■ WHAT TO DO ■
(A) In the piece on Afghan opium and money laundering, rewrite the part from "Afghanistan opium crackdown" to "market risk evaluations.", changing "liquidity" to "cash".
(B) Translate this sentence from the piece on Afghan opium into Spanish: "Today's Afghanistan supplies roughly 90% of the world's supply of Opium."
(C) Carry on the piece on Afghan opium and money laundering from the point where it stops.

Today's Afghanistan supplies roughly 90% of the world's supply of Opium. You will recall that Opium harvesting increased in Afghanistan when we sent troops to there after 9-11, ostensibly to unsuccessfully capture Bin Laden. Just as in Vietnam, our continued Military presence there somehow hasn’t decreased this morally odious trade..
Afghanistan opium crackdown doing little, says US envoy:
http://www.telegraph.co.uk/news/worldnews/asia/afghanistan/5032711/Afghanistan-opium-crackdown-doing-little-says-US-envoy.html
Afghanistan is also more related to our economic crisis than many realize,
because of a significant part of the huge, near Trillion dollar, international money laundering operations surrounding the trafficking. Downstream ethics aside, these pools of illegal money provide liquidity to the world's markets and to a significant extent supply and prop up the accounts of our own International and Investment banks. The unpredictable movement of these funds contributes significantly to market volatility and because it is concealed from the public, seldom factored into market risk evaluations.

■ SUPPLIED DATA ■
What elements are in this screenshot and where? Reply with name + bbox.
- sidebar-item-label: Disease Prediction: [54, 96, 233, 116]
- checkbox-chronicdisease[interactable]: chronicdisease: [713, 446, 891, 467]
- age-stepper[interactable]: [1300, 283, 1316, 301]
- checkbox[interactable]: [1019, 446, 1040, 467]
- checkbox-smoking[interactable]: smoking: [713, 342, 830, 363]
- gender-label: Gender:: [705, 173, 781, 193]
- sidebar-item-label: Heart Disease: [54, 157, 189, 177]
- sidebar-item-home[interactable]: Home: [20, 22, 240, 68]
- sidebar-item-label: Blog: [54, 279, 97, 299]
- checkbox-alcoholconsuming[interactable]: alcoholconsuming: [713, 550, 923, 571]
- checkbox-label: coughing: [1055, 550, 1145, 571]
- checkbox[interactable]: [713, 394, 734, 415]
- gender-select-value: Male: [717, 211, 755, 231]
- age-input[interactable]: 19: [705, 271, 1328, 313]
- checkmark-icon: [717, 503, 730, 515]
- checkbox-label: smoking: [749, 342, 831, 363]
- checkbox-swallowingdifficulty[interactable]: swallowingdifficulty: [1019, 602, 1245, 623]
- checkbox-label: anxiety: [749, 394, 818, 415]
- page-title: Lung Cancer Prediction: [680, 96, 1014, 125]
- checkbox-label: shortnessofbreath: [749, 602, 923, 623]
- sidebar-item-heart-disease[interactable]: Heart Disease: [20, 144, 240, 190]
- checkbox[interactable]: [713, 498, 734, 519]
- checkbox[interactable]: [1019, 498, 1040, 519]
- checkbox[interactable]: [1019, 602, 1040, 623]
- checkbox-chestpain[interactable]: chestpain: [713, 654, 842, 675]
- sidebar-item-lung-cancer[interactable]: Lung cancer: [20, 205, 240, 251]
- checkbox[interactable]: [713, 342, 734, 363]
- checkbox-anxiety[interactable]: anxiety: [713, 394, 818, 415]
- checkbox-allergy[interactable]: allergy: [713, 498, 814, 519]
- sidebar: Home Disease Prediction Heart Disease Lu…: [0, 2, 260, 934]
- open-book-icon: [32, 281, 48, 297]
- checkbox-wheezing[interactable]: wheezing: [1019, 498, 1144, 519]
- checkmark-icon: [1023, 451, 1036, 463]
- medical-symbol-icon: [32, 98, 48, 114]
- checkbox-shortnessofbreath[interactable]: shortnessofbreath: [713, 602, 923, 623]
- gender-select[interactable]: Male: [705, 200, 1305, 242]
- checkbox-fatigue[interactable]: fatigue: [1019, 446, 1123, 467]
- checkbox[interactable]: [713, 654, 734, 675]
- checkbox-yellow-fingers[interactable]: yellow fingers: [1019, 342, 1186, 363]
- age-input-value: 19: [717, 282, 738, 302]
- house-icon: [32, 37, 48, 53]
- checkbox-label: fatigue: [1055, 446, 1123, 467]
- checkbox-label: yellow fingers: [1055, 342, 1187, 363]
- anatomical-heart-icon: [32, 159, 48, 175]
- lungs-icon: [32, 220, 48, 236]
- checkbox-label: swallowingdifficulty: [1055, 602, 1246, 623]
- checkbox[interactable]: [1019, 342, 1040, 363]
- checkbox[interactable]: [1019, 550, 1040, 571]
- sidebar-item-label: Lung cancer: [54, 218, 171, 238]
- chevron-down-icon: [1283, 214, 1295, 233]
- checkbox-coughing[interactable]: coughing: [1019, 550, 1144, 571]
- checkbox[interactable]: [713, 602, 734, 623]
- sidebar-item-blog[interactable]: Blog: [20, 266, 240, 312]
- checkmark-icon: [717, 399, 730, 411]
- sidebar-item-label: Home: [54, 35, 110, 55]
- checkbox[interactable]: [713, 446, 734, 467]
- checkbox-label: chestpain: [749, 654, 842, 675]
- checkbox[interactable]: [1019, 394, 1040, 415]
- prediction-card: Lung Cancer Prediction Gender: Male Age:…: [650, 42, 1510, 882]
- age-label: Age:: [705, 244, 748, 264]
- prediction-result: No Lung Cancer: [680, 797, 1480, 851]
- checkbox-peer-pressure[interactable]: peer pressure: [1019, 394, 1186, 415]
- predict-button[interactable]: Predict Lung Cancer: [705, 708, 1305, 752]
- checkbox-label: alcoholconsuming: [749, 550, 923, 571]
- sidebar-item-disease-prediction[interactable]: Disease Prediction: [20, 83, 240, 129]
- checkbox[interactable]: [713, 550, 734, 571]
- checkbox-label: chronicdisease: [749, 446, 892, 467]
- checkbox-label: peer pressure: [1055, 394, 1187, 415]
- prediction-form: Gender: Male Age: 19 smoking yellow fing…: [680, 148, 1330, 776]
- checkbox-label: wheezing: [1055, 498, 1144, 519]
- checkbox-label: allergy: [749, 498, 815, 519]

■ ACTIVITY ANSWERS ■
(A)
Afghanistan opium crackdown doing little, says US envoy:
http://www.telegraph.co.uk/news/worldnews/asia/afghanistan/5032711/Afghanistan-opium-crackdown-doing-little-says-US-envoy.html
Afghanistan is also more related to our economic crisis than many realize,
because of a significant part of the huge, near Trillion dollar, international money laundering operations surrounding the trafficking. Downstream ethics aside, these pools of illegal money provide cash to the world's markets and to a significant extent supply and prop up the accounts of our own International and Investment banks. The unpredictable movement of these funds contributes significantly to market volatility and because it is concealed from the public, seldom factored into market risk evaluations.

(B) El Afganistán actual suministra aproximadamente el 90 % del suministro mundial de opio.

(C)
Furthermore, it is because of the laundering and mixing of these liquid pools of black funds that powerful organizations fear making public and therefore prevents and impedes regulation toward greater investor “transparency" that is sorely and desperately needed to help restore confidence in today's financially damaged free markets.
We need to come clean from this sordid economic trade worldwide, as it is morally reprehensible and also contributes to worldwide human trafficking and other predatory schemes.
Finally, because of these factors, Obama's Afghanistan strategy may be more related to his primary perogative of economic stimulus than the American people realize.
My hope is that he will cease business as usual and forge a new moral high ground.
Posted by: Marshall Houston | March 29, 2009 7:17 PM
Z:
This was a fair interview; only one really biased ?, that of equating the mexican internal chaos and tying it to the NRA enraging discussion of banning semi automatic weapons. That ? shows you the Bob still is John McCain's golf buddy. But in total a decent interview, much better than John king, who you praise too much too often.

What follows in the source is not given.